>> Start Data extract

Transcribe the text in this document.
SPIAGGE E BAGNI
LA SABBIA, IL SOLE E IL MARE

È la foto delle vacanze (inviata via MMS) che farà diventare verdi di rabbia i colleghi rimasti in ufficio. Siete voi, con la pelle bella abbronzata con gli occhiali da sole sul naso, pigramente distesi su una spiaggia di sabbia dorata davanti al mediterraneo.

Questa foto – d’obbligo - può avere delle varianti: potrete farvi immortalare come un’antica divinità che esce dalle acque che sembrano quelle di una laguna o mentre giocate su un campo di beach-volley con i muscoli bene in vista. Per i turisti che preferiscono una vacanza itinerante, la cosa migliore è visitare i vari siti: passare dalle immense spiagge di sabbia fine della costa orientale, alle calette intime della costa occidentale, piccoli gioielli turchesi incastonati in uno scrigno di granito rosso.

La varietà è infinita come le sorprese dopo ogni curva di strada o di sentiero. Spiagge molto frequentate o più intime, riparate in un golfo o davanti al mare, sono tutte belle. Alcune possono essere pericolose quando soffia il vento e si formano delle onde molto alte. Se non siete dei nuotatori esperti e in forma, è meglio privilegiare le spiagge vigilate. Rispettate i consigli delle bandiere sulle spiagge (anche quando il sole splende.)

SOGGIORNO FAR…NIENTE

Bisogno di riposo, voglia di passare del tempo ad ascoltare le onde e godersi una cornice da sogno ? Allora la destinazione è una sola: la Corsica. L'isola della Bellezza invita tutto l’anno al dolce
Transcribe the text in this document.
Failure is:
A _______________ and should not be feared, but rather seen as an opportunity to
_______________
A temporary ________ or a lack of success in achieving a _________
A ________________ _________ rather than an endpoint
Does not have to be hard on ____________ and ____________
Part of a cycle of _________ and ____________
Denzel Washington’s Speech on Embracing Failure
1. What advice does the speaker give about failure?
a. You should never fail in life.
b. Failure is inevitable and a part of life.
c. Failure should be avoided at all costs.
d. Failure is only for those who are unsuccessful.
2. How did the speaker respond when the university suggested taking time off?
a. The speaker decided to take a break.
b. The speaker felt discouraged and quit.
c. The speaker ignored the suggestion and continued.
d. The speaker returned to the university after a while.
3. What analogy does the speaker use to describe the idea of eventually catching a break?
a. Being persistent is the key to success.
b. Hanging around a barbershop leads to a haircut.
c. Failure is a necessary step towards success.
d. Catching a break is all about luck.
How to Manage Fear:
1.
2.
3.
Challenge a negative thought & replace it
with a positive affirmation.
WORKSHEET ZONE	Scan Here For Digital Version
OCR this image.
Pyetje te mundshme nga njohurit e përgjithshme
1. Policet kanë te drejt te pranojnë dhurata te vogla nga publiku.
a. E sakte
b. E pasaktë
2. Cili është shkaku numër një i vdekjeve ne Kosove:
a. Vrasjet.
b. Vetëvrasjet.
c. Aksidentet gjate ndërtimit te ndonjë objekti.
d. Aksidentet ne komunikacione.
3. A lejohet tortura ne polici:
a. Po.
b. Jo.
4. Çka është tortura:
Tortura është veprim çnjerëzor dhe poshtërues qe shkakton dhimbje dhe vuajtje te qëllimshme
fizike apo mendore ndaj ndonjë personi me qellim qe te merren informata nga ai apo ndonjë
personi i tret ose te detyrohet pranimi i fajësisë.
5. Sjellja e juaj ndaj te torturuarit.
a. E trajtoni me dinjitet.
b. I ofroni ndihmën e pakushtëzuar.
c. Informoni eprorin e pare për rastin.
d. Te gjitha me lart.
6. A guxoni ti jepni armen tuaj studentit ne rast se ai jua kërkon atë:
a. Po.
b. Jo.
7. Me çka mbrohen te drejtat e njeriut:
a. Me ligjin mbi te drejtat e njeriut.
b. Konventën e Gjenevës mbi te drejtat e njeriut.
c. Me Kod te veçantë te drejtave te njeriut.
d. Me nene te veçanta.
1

>> End Data extract

What is required:
Show every line from the listing above in which the string "onde" appears.

Task solution:
La varietà è infinita come le sorprese dopo ogni curva di strada o di sentiero. Spiagge molto frequentate o più intime, riparate in un golfo o davanti al mare, sono tutte belle. Alcune possono essere pericolose quando soffia il vento e si formano delle onde molto alte. Se non siete dei nuotatori esperti e in forma, è meglio privilegiare le spiagge vigilate. Rispettate i consigli delle bandiere sulle spiagge (anche quando il sole splende.)
Bisogno di riposo, voglia di passare del tempo ad ascoltare le onde e godersi una cornice da sogno ? Allora la destinazione è una sola: la Corsica. L'isola della Bellezza invita tutto l’anno al dolce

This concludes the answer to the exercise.